Collection entries:

____

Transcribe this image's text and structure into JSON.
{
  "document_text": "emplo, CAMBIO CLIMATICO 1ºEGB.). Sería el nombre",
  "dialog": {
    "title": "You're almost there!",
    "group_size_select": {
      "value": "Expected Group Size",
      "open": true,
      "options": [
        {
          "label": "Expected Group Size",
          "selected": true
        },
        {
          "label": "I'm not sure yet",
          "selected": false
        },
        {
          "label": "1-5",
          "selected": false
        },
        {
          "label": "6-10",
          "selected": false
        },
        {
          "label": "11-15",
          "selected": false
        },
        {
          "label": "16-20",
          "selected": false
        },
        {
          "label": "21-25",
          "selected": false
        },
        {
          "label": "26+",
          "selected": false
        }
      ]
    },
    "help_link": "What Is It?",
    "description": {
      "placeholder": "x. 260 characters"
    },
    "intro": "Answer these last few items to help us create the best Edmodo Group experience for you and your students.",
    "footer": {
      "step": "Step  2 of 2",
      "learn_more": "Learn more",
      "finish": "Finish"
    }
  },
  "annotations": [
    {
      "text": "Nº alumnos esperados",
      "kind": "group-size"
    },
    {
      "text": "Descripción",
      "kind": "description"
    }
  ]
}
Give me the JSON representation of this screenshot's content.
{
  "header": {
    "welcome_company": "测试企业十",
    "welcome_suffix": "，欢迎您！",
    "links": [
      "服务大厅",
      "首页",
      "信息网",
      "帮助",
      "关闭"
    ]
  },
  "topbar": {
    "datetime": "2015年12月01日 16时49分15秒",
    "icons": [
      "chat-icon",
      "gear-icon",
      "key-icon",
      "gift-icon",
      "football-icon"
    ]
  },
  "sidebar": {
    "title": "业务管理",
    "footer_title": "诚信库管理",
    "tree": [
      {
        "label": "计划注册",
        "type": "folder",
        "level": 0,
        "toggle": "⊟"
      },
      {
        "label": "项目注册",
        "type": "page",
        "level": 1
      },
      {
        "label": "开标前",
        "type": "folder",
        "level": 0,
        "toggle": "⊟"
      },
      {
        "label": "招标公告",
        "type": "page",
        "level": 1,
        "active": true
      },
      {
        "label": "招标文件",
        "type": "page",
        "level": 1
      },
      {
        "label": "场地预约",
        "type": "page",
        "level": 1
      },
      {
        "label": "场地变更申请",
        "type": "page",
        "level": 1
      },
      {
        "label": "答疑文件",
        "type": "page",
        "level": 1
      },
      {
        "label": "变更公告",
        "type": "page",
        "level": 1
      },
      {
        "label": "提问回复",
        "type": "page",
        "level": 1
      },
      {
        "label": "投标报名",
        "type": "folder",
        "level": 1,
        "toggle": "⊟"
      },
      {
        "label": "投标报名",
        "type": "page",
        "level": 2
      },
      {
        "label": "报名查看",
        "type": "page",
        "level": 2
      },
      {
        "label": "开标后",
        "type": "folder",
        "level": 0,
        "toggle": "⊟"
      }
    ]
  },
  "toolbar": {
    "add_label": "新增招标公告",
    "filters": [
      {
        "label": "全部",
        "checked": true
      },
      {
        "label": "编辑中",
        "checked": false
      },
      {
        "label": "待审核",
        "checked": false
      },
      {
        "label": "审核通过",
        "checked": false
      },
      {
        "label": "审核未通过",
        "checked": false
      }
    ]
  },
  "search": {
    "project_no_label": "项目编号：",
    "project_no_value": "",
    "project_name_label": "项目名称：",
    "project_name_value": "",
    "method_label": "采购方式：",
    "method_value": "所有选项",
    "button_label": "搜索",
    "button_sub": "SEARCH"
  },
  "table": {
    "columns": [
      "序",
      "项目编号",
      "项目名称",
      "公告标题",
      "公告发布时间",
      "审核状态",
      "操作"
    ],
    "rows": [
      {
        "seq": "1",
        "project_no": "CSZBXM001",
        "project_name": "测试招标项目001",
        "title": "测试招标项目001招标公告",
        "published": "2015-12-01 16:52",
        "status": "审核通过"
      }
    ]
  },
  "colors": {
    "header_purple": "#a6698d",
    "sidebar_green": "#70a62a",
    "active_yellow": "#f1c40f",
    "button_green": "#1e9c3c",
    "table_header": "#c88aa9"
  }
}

____

▶ Directive: The entries above must be returned exactly.

▶ Answer to the problem:
Transcribe this image's text and structure into JSON.
{
  "document_text": "emplo, CAMBIO CLIMATICO 1ºEGB.). Sería el nombre",
  "dialog": {
    "title": "You're almost there!",
    "group_size_select": {
      "value": "Expected Group Size",
      "open": true,
      "options": [
        {
          "label": "Expected Group Size",
          "selected": true
        },
        {
          "label": "I'm not sure yet",
          "selected": false
        },
        {
          "label": "1-5",
          "selected": false
        },
        {
          "label": "6-10",
          "selected": false
        },
        {
          "label": "11-15",
          "selected": false
        },
        {
          "label": "16-20",
          "selected": false
        },
        {
          "label": "21-25",
          "selected": false
        },
        {
          "label": "26+",
          "selected": false
        }
      ]
    },
    "help_link": "What Is It?",
    "description": {
      "placeholder": "x. 260 characters"
    },
    "intro": "Answer these last few items to help us create the best Edmodo Group experience for you and your students.",
    "footer": {
      "step": "Step  2 of 2",
      "learn_more": "Learn more",
      "finish": "Finish"
    }
  },
  "annotations": [
    {
      "text": "Nº alumnos esperados",
      "kind": "group-size"
    },
    {
      "text": "Descripción",
      "kind": "description"
    }
  ]
}
Give me the JSON representation of this screenshot's content.
{
  "header": {
    "welcome_company": "测试企业十",
    "welcome_suffix": "，欢迎您！",
    "links": [
      "服务大厅",
      "首页",
      "信息网",
      "帮助",
      "关闭"
    ]
  },
  "topbar": {
    "datetime": "2015年12月01日 16时49分15秒",
    "icons": [
      "chat-icon",
      "gear-icon",
      "key-icon",
      "gift-icon",
      "football-icon"
    ]
  },
  "sidebar": {
    "title": "业务管理",
    "footer_title": "诚信库管理",
    "tree": [
      {
        "label": "计划注册",
        "type": "folder",
        "level": 0,
        "toggle": "⊟"
      },
      {
        "label": "项目注册",
        "type": "page",
        "level": 1
      },
      {
        "label": "开标前",
        "type": "folder",
        "level": 0,
        "toggle": "⊟"
      },
      {
        "label": "招标公告",
        "type": "page",
        "level": 1,
        "active": true
      },
      {
        "label": "招标文件",
        "type": "page",
        "level": 1
      },
      {
        "label": "场地预约",
        "type": "page",
        "level": 1
      },
      {
        "label": "场地变更申请",
        "type": "page",
        "level": 1
      },
      {
        "label": "答疑文件",
        "type": "page",
        "level": 1
      },
      {
        "label": "变更公告",
        "type": "page",
        "level": 1
      },
      {
        "label": "提问回复",
        "type": "page",
        "level": 1
      },
      {
        "label": "投标报名",
        "type": "folder",
        "level": 1,
        "toggle": "⊟"
      },
      {
        "label": "投标报名",
        "type": "page",
        "level": 2
      },
      {
        "label": "报名查看",
        "type": "page",
        "level": 2
      },
      {
        "label": "开标后",
        "type": "folder",
        "level": 0,
        "toggle": "⊟"
      }
    ]
  },
  "toolbar": {
    "add_label": "新增招标公告",
    "filters": [
      {
        "label": "全部",
        "checked": true
      },
      {
        "label": "编辑中",
        "checked": false
      },
      {
        "label": "待审核",
        "checked": false
      },
      {
        "label": "审核通过",
        "checked": false
      },
      {
        "label": "审核未通过",
        "checked": false
      }
    ]
  },
  "search": {
    "project_no_label": "项目编号：",
    "project_no_value": "",
    "project_name_label": "项目名称：",
    "project_name_value": "",
    "method_label": "采购方式：",
    "method_value": "所有选项",
    "button_label": "搜索",
    "button_sub": "SEARCH"
  },
  "table": {
    "columns": [
      "序",
      "项目编号",
      "项目名称",
      "公告标题",
      "公告发布时间",
      "审核状态",
      "操作"
    ],
    "rows": [
      {
        "seq": "1",
        "project_no": "CSZBXM001",
        "project_name": "测试招标项目001",
        "title": "测试招标项目001招标公告",
        "published": "2015-12-01 16:52",
        "status": "审核通过"
      }
    ]
  },
  "colors": {
    "header_purple": "#a6698d",
    "sidebar_green": "#70a62a",
    "active_yellow": "#f1c40f",
    "button_green": "#1e9c3c",
    "table_header": "#c88aa9"
  }
}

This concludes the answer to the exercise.